What the task asks —
Omit the pictures, please, and give each record below again exactly.

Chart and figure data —
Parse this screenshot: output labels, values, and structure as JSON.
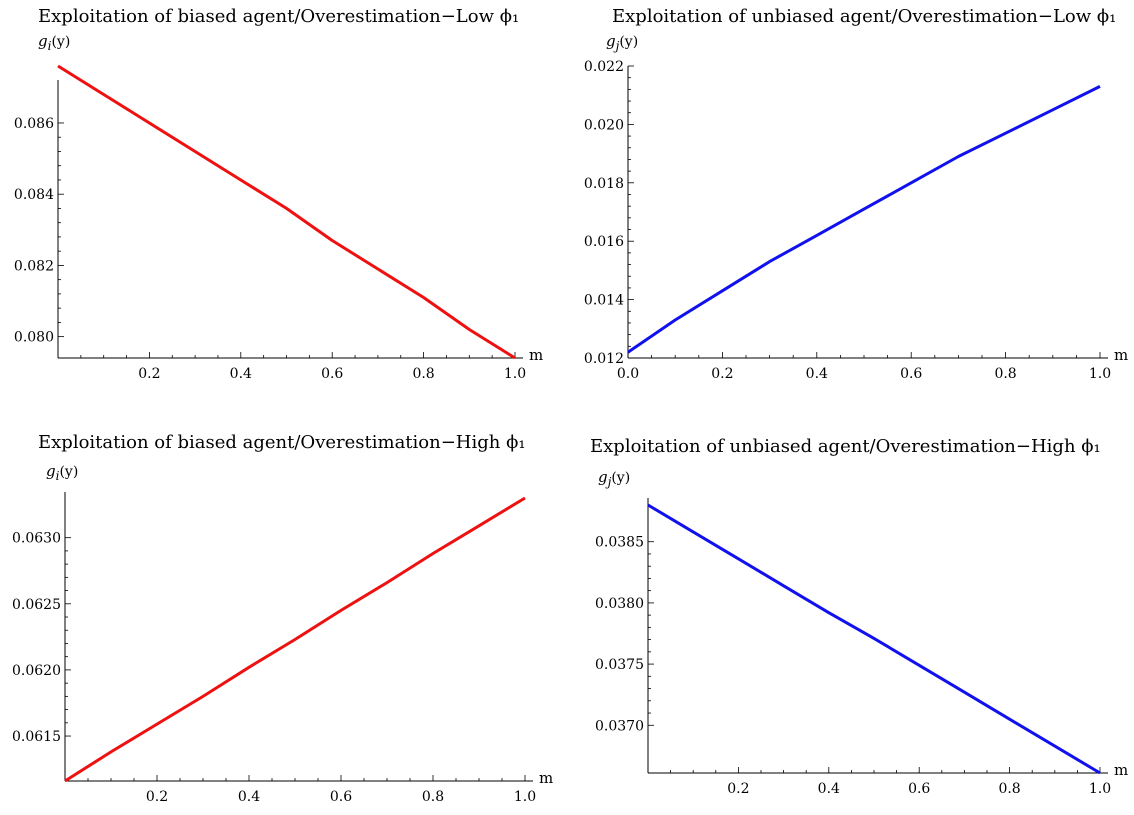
{
  "chart_data": [
    {
      "type": "line",
      "title": "Exploitation of  biased agent/Overestimation−Low ϕ₁",
      "ylabel_base": "g",
      "ylabel_sub": "i",
      "ylabel_arg": "(y)",
      "xlabel": "m",
      "xlim": [
        0,
        1
      ],
      "ylim": [
        0.0794,
        0.0876
      ],
      "xticks": [
        {
          "value": 0.2,
          "label": "0.2"
        },
        {
          "value": 0.4,
          "label": "0.4"
        },
        {
          "value": 0.6,
          "label": "0.6"
        },
        {
          "value": 0.8,
          "label": "0.8"
        },
        {
          "value": 1.0,
          "label": "1.0"
        }
      ],
      "yticks": [
        {
          "value": 0.08,
          "label": "0.080"
        },
        {
          "value": 0.082,
          "label": "0.082"
        },
        {
          "value": 0.084,
          "label": "0.084"
        },
        {
          "value": 0.086,
          "label": "0.086"
        }
      ],
      "color": "#ee1111",
      "series": [
        {
          "x": [
            0,
            0.1,
            0.2,
            0.3,
            0.4,
            0.5,
            0.6,
            0.7,
            0.8,
            0.9,
            1.0
          ],
          "y": [
            0.0876,
            0.0868,
            0.086,
            0.0852,
            0.0844,
            0.0836,
            0.0827,
            0.0819,
            0.0811,
            0.0802,
            0.0794
          ]
        }
      ]
    },
    {
      "type": "line",
      "title": "Exploitation of  unbiased agent/Overestimation−Low ϕ₁",
      "ylabel_base": "g",
      "ylabel_sub": "j",
      "ylabel_arg": "(y)",
      "xlabel": "m",
      "xlim": [
        0,
        1
      ],
      "ylim": [
        0.012,
        0.022
      ],
      "xticks": [
        {
          "value": 0.0,
          "label": "0.0"
        },
        {
          "value": 0.2,
          "label": "0.2"
        },
        {
          "value": 0.4,
          "label": "0.4"
        },
        {
          "value": 0.6,
          "label": "0.6"
        },
        {
          "value": 0.8,
          "label": "0.8"
        },
        {
          "value": 1.0,
          "label": "1.0"
        }
      ],
      "yticks": [
        {
          "value": 0.012,
          "label": "0.012"
        },
        {
          "value": 0.014,
          "label": "0.014"
        },
        {
          "value": 0.016,
          "label": "0.016"
        },
        {
          "value": 0.018,
          "label": "0.018"
        },
        {
          "value": 0.02,
          "label": "0.020"
        },
        {
          "value": 0.022,
          "label": "0.022"
        }
      ],
      "color": "#1111ee",
      "series": [
        {
          "x": [
            0,
            0.1,
            0.2,
            0.3,
            0.4,
            0.5,
            0.6,
            0.7,
            0.8,
            0.9,
            1.0
          ],
          "y": [
            0.0122,
            0.0133,
            0.0143,
            0.0153,
            0.0162,
            0.0171,
            0.018,
            0.0189,
            0.0197,
            0.0205,
            0.0213
          ]
        }
      ]
    },
    {
      "type": "line",
      "title": "Exploitation of  biased agent/Overestimation−High ϕ₁",
      "ylabel_base": "g",
      "ylabel_sub": "i",
      "ylabel_arg": "(y)",
      "xlabel": "m",
      "xlim": [
        0,
        1
      ],
      "ylim": [
        0.06116,
        0.0633
      ],
      "xticks": [
        {
          "value": 0.2,
          "label": "0.2"
        },
        {
          "value": 0.4,
          "label": "0.4"
        },
        {
          "value": 0.6,
          "label": "0.6"
        },
        {
          "value": 0.8,
          "label": "0.8"
        },
        {
          "value": 1.0,
          "label": "1.0"
        }
      ],
      "yticks": [
        {
          "value": 0.0615,
          "label": "0.0615"
        },
        {
          "value": 0.062,
          "label": "0.0620"
        },
        {
          "value": 0.0625,
          "label": "0.0625"
        },
        {
          "value": 0.063,
          "label": "0.0630"
        }
      ],
      "color": "#ee1111",
      "series": [
        {
          "x": [
            0,
            0.1,
            0.2,
            0.3,
            0.4,
            0.5,
            0.6,
            0.7,
            0.8,
            0.9,
            1.0
          ],
          "y": [
            0.06116,
            0.06138,
            0.06159,
            0.0618,
            0.06202,
            0.06223,
            0.06245,
            0.06266,
            0.06288,
            0.06309,
            0.0633
          ]
        }
      ]
    },
    {
      "type": "line",
      "title": "Exploitation of  unbiased agent/Overestimation−High ϕ₁",
      "ylabel_base": "g",
      "ylabel_sub": "j",
      "ylabel_arg": "(y)",
      "xlabel": "m",
      "xlim": [
        0,
        1
      ],
      "ylim": [
        0.03661,
        0.0388
      ],
      "xticks": [
        {
          "value": 0.2,
          "label": "0.2"
        },
        {
          "value": 0.4,
          "label": "0.4"
        },
        {
          "value": 0.6,
          "label": "0.6"
        },
        {
          "value": 0.8,
          "label": "0.8"
        },
        {
          "value": 1.0,
          "label": "1.0"
        }
      ],
      "yticks": [
        {
          "value": 0.037,
          "label": "0.0370"
        },
        {
          "value": 0.0375,
          "label": "0.0375"
        },
        {
          "value": 0.038,
          "label": "0.0380"
        },
        {
          "value": 0.0385,
          "label": "0.0385"
        }
      ],
      "color": "#1111ee",
      "series": [
        {
          "x": [
            0,
            0.1,
            0.2,
            0.3,
            0.4,
            0.5,
            0.6,
            0.7,
            0.8,
            0.9,
            1.0
          ],
          "y": [
            0.0388,
            0.03858,
            0.03836,
            0.03814,
            0.03792,
            0.03771,
            0.03749,
            0.03727,
            0.03705,
            0.03683,
            0.03661
          ]
        }
      ]
    }
  ]
}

Result of the task —
Parse this screenshot: output labels, values, and structure as JSON.
{
  "chart_data": [
    {
      "type": "line",
      "title": "Exploitation of  biased agent/Overestimation−Low ϕ₁",
      "ylabel_base": "g",
      "ylabel_sub": "i",
      "ylabel_arg": "(y)",
      "xlabel": "m",
      "xlim": [
        0,
        1
      ],
      "ylim": [
        0.0794,
        0.0876
      ],
      "xticks": [
        {
          "value": 0.2,
          "label": "0.2"
        },
        {
          "value": 0.4,
          "label": "0.4"
        },
        {
          "value": 0.6,
          "label": "0.6"
        },
        {
          "value": 0.8,
          "label": "0.8"
        },
        {
          "value": 1.0,
          "label": "1.0"
        }
      ],
      "yticks": [
        {
          "value": 0.08,
          "label": "0.080"
        },
        {
          "value": 0.082,
          "label": "0.082"
        },
        {
          "value": 0.084,
          "label": "0.084"
        },
        {
          "value": 0.086,
          "label": "0.086"
        }
      ],
      "color": "#ee1111",
      "series": [
        {
          "x": [
            0,
            0.1,
            0.2,
            0.3,
            0.4,
            0.5,
            0.6,
            0.7,
            0.8,
            0.9,
            1.0
          ],
          "y": [
            0.0876,
            0.0868,
            0.086,
            0.0852,
            0.0844,
            0.0836,
            0.0827,
            0.0819,
            0.0811,
            0.0802,
            0.0794
          ]
        }
      ]
    },
    {
      "type": "line",
      "title": "Exploitation of  unbiased agent/Overestimation−Low ϕ₁",
      "ylabel_base": "g",
      "ylabel_sub": "j",
      "ylabel_arg": "(y)",
      "xlabel": "m",
      "xlim": [
        0,
        1
      ],
      "ylim": [
        0.012,
        0.022
      ],
      "xticks": [
        {
          "value": 0.0,
          "label": "0.0"
        },
        {
          "value": 0.2,
          "label": "0.2"
        },
        {
          "value": 0.4,
          "label": "0.4"
        },
        {
          "value": 0.6,
          "label": "0.6"
        },
        {
          "value": 0.8,
          "label": "0.8"
        },
        {
          "value": 1.0,
          "label": "1.0"
        }
      ],
      "yticks": [
        {
          "value": 0.012,
          "label": "0.012"
        },
        {
          "value": 0.014,
          "label": "0.014"
        },
        {
          "value": 0.016,
          "label": "0.016"
        },
        {
          "value": 0.018,
          "label": "0.018"
        },
        {
          "value": 0.02,
          "label": "0.020"
        },
        {
          "value": 0.022,
          "label": "0.022"
        }
      ],
      "color": "#1111ee",
      "series": [
        {
          "x": [
            0,
            0.1,
            0.2,
            0.3,
            0.4,
            0.5,
            0.6,
            0.7,
            0.8,
            0.9,
            1.0
          ],
          "y": [
            0.0122,
            0.0133,
            0.0143,
            0.0153,
            0.0162,
            0.0171,
            0.018,
            0.0189,
            0.0197,
            0.0205,
            0.0213
          ]
        }
      ]
    },
    {
      "type": "line",
      "title": "Exploitation of  biased agent/Overestimation−High ϕ₁",
      "ylabel_base": "g",
      "ylabel_sub": "i",
      "ylabel_arg": "(y)",
      "xlabel": "m",
      "xlim": [
        0,
        1
      ],
      "ylim": [
        0.06116,
        0.0633
      ],
      "xticks": [
        {
          "value": 0.2,
          "label": "0.2"
        },
        {
          "value": 0.4,
          "label": "0.4"
        },
        {
          "value": 0.6,
          "label": "0.6"
        },
        {
          "value": 0.8,
          "label": "0.8"
        },
        {
          "value": 1.0,
          "label": "1.0"
        }
      ],
      "yticks": [
        {
          "value": 0.0615,
          "label": "0.0615"
        },
        {
          "value": 0.062,
          "label": "0.0620"
        },
        {
          "value": 0.0625,
          "label": "0.0625"
        },
        {
          "value": 0.063,
          "label": "0.0630"
        }
      ],
      "color": "#ee1111",
      "series": [
        {
          "x": [
            0,
            0.1,
            0.2,
            0.3,
            0.4,
            0.5,
            0.6,
            0.7,
            0.8,
            0.9,
            1.0
          ],
          "y": [
            0.06116,
            0.06138,
            0.06159,
            0.0618,
            0.06202,
            0.06223,
            0.06245,
            0.06266,
            0.06288,
            0.06309,
            0.0633
          ]
        }
      ]
    },
    {
      "type": "line",
      "title": "Exploitation of  unbiased agent/Overestimation−High ϕ₁",
      "ylabel_base": "g",
      "ylabel_sub": "j",
      "ylabel_arg": "(y)",
      "xlabel": "m",
      "xlim": [
        0,
        1
      ],
      "ylim": [
        0.03661,
        0.0388
      ],
      "xticks": [
        {
          "value": 0.2,
          "label": "0.2"
        },
        {
          "value": 0.4,
          "label": "0.4"
        },
        {
          "value": 0.6,
          "label": "0.6"
        },
        {
          "value": 0.8,
          "label": "0.8"
        },
        {
          "value": 1.0,
          "label": "1.0"
        }
      ],
      "yticks": [
        {
          "value": 0.037,
          "label": "0.0370"
        },
        {
          "value": 0.0375,
          "label": "0.0375"
        },
        {
          "value": 0.038,
          "label": "0.0380"
        },
        {
          "value": 0.0385,
          "label": "0.0385"
        }
      ],
      "color": "#1111ee",
      "series": [
        {
          "x": [
            0,
            0.1,
            0.2,
            0.3,
            0.4,
            0.5,
            0.6,
            0.7,
            0.8,
            0.9,
            1.0
          ],
          "y": [
            0.0388,
            0.03858,
            0.03836,
            0.03814,
            0.03792,
            0.03771,
            0.03749,
            0.03727,
            0.03705,
            0.03683,
            0.03661
          ]
        }
      ]
    }
  ]
}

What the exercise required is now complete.